===== Records =====

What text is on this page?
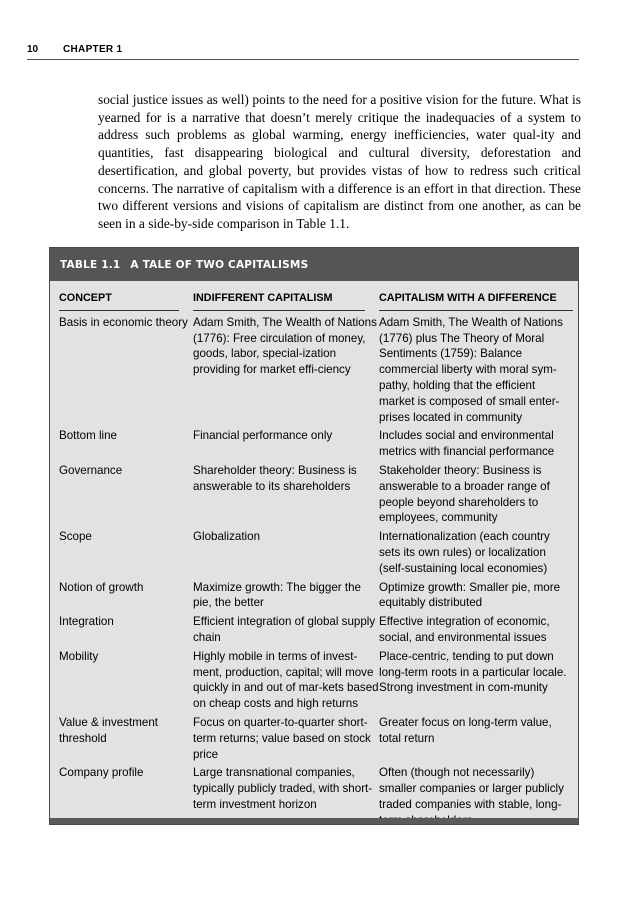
10 CHAPTER 1

social justice issues as well) points to the need for a positive vision for the future. What is yearned for is a narrative that doesn’t merely critique the inadequacies of a system to address such problems as global warming, energy inefficiencies, water qual-ity and quantities, fast disappearing biological and cultural diversity, deforestation and desertification, and global poverty, but provides vistas of how to redress such critical concerns. The narrative of capitalism with a difference is an effort in that direction. These two different versions and visions of capitalism are distinct from one another, as can be seen in a side-by-side comparison in Table 1.1.

TABLE 1.1 A TALE OF TWO CAPITALISMS
CONCEPT	INDIFFERENT CAPITALISM	CAPITALISM WITH A DIFFERENCE

Basis in economic theory	Adam Smith, The Wealth of Nations (1776): Free circulation of money, goods, labor, special-ization providing for market effi-ciency	Adam Smith, The Wealth of Nations (1776) plus The Theory of Moral Sentiments (1759): Balance commercial liberty with moral sym-pathy, holding that the efficient market is composed of small enter-prises located in community
Bottom line	Financial performance only	Includes social and environmental metrics with financial performance
Governance	Shareholder theory: Business is answerable to its shareholders	Stakeholder theory: Business is answerable to a broader range of people beyond shareholders to employees, community
Scope	Globalization	Internationalization (each country sets its own rules) or localization (self-sustaining local economies)
Notion of growth	Maximize growth: The bigger the pie, the better	Optimize growth: Smaller pie, more equitably distributed
Integration	Efficient integration of global supply chain	Effective integration of economic, social, and environmental issues
Mobility	Highly mobile in terms of invest-ment, production, capital; will move quickly in and out of mar-kets based on cheap costs and high returns	Place-centric, tending to put down long-term roots in a particular locale. Strong investment in com-munity
Value & investment threshold	Focus on quarter-to-quarter short-term returns; value based on stock price	Greater focus on long-term value, total return
Company profile	Large transnational companies, typically publicly traded, with short-term investment horizon	Often (though not necessarily) smaller companies or larger publicly traded companies with stable, long-
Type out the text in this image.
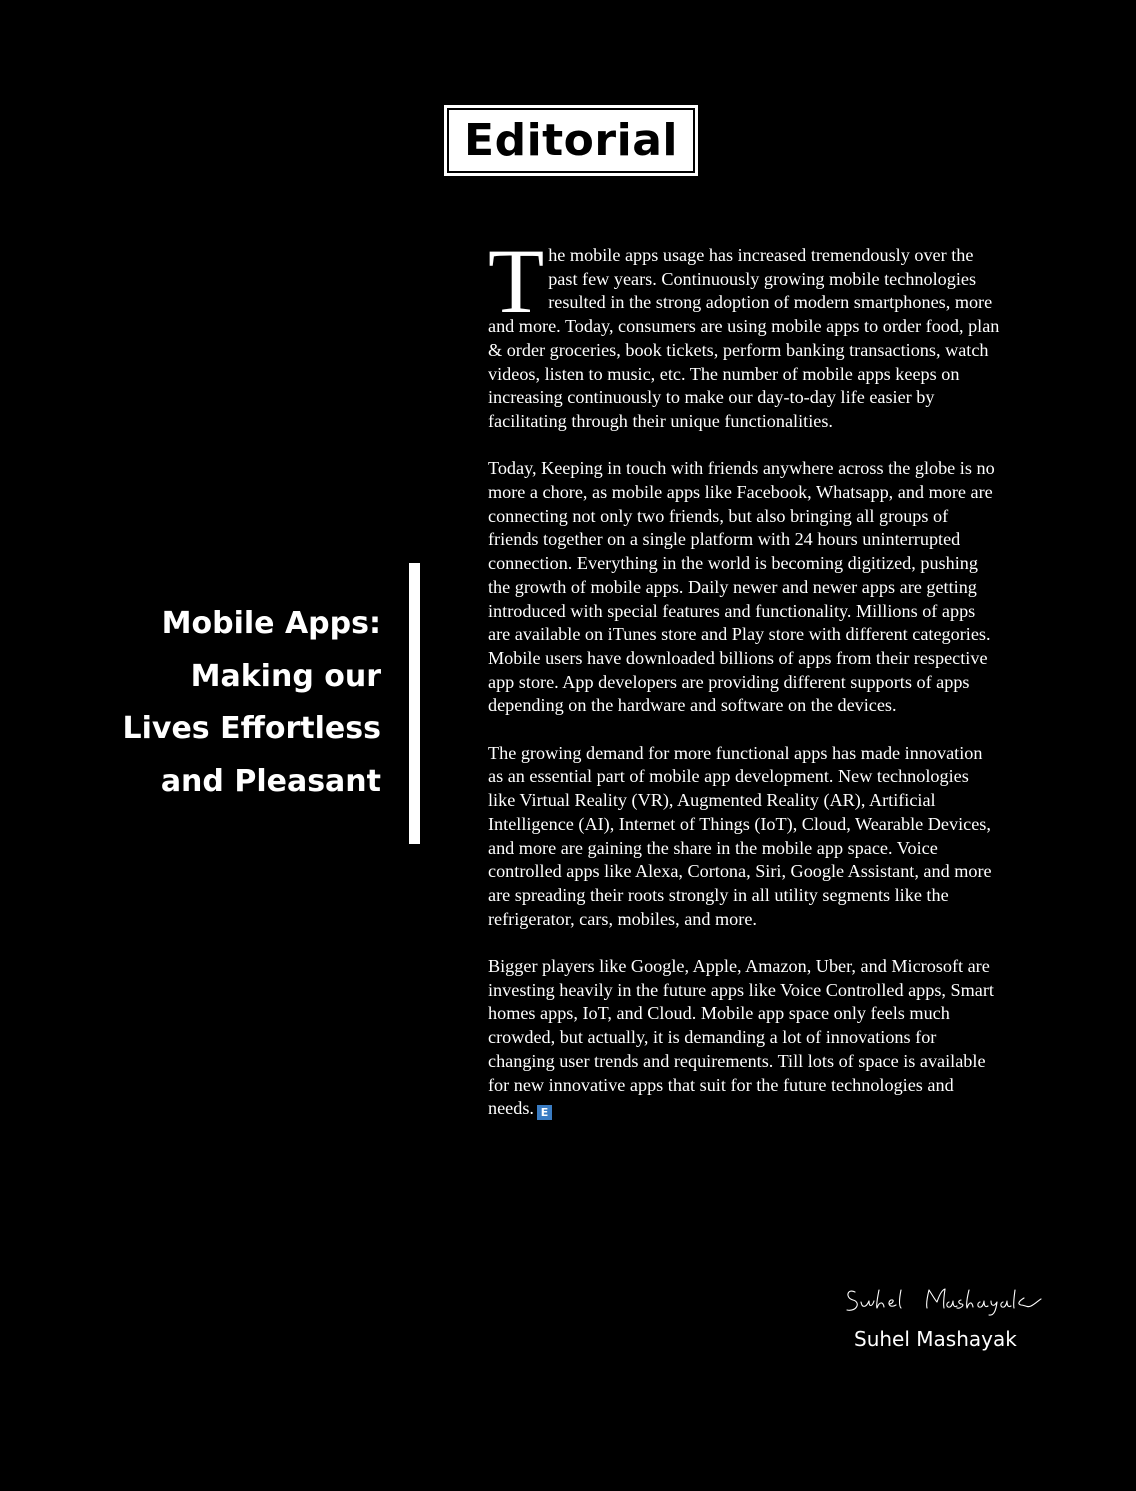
Editorial
Mobile Apps:
Making our
Lives Effortless
and Pleasant

The mobile apps usage has increased tremendously over the past few years. Continuously growing mobile technologies resulted in the strong adoption of modern smartphones, more and more. Today, consumers are using mobile apps to order food, plan & order groceries, book tickets, perform banking transactions, watch videos, listen to music, etc. The number of mobile apps keeps on increasing continuously to make our day-to-day life easier by facilitating through their unique functionalities.

Today, Keeping in touch with friends anywhere across the globe is no more a chore, as mobile apps like Facebook, Whatsapp, and more are connecting not only two friends, but also bringing all groups of friends together on a single platform with 24 hours uninterrupted connection. Everything in the world is becoming digitized, pushing the growth of mobile apps. Daily newer and newer apps are getting introduced with special features and functionality. Millions of apps are available on iTunes store and Play store with different categories. Mobile users have downloaded billions of apps from their respective app store. App developers are providing different supports of apps depending on the hardware and software on the devices.

The growing demand for more functional apps has made innovation as an essential part of mobile app development. New technologies like Virtual Reality (VR), Augmented Reality (AR), Artificial Intelligence (AI), Internet of Things (IoT), Cloud, Wearable Devices, and more are gaining the share in the mobile app space. Voice controlled apps like Alexa, Cortona, Siri, Google Assistant, and more are spreading their roots strongly in all utility segments like the refrigerator, cars, mobiles, and more.

Bigger players like Google, Apple, Amazon, Uber, and Microsoft are investing heavily in the future apps like Voice Controlled apps, Smart homes apps, IoT, and Cloud. Mobile app space only feels much crowded, but actually, it is demanding a lot of innovations for changing user trends and requirements. Till lots of space is available for new innovative apps that suit for the future technologies and needs. E

Suhel Mashayak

=====

▶ _Task to carry out_
Go through the data and gather every line that holds "term".

▶ _Solution for this exercise_
Mobility	Highly mobile in terms of invest-ment, production, capital; will move quickly in and out of mar-kets based on cheap costs and high returns	Place-centric, tending to put down long-term roots in a particular locale. Strong investment in com-munity
Value & investment threshold	Focus on quarter-to-quarter short-term returns; value based on stock price	Greater focus on long-term value, total return
Company profile	Large transnational companies, typically publicly traded, with short-term investment horizon	Often (though not necessarily) smaller companies or larger publicly traded companies with stable, long-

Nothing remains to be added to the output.